Records from a collection:
________________________
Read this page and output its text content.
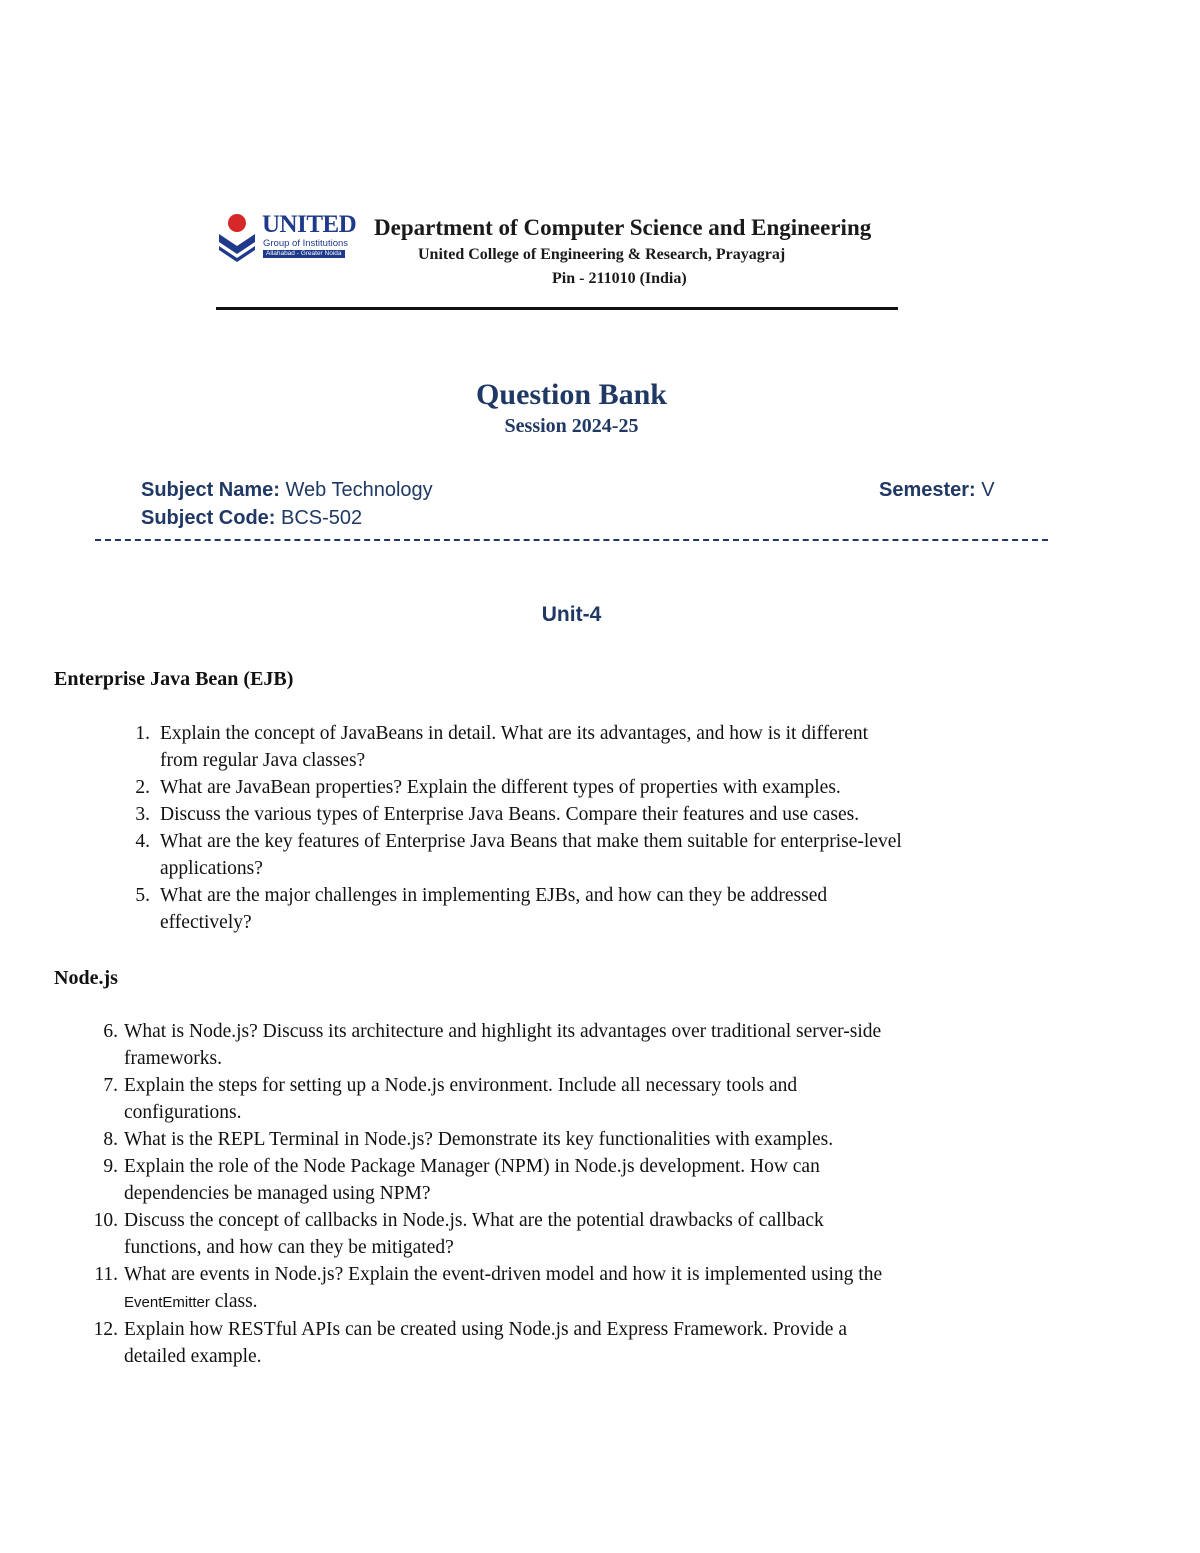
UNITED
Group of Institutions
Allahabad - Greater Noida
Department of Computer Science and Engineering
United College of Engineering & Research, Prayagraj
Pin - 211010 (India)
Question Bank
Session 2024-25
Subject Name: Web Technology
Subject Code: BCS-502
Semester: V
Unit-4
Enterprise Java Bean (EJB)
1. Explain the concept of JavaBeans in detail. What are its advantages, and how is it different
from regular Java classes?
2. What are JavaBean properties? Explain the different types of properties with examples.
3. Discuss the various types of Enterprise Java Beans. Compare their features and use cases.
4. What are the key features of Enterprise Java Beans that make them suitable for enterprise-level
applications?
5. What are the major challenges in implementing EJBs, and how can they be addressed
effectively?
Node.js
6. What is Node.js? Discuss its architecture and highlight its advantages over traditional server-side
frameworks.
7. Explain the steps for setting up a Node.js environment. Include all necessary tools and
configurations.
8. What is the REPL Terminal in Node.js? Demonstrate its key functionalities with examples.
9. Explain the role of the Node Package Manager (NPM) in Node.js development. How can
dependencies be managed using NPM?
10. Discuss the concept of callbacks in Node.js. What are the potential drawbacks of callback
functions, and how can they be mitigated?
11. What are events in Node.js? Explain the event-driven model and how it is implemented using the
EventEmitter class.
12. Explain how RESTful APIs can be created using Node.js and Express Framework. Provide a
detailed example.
________________________
• _Instruction_
Omit the pictures and give the material again, exactly and in full.

• _Output_
Read this page and output its text content.
UNITED
Group of Institutions
Allahabad - Greater Noida
Department of Computer Science and Engineering
United College of Engineering & Research, Prayagraj
Pin - 211010 (India)
Question Bank
Session 2024-25
Subject Name: Web Technology
Subject Code: BCS-502
Semester: V
Unit-4
Enterprise Java Bean (EJB)
1. Explain the concept of JavaBeans in detail. What are its advantages, and how is it different
from regular Java classes?
2. What are JavaBean properties? Explain the different types of properties with examples.
3. Discuss the various types of Enterprise Java Beans. Compare their features and use cases.
4. What are the key features of Enterprise Java Beans that make them suitable for enterprise-level
applications?
5. What are the major challenges in implementing EJBs, and how can they be addressed
effectively?
Node.js
6. What is Node.js? Discuss its architecture and highlight its advantages over traditional server-side
frameworks.
7. Explain the steps for setting up a Node.js environment. Include all necessary tools and
configurations.
8. What is the REPL Terminal in Node.js? Demonstrate its key functionalities with examples.
9. Explain the role of the Node Package Manager (NPM) in Node.js development. How can
dependencies be managed using NPM?
10. Discuss the concept of callbacks in Node.js. What are the potential drawbacks of callback
functions, and how can they be mitigated?
11. What are events in Node.js? Explain the event-driven model and how it is implemented using the
EventEmitter class.
12. Explain how RESTful APIs can be created using Node.js and Express Framework. Provide a
detailed example.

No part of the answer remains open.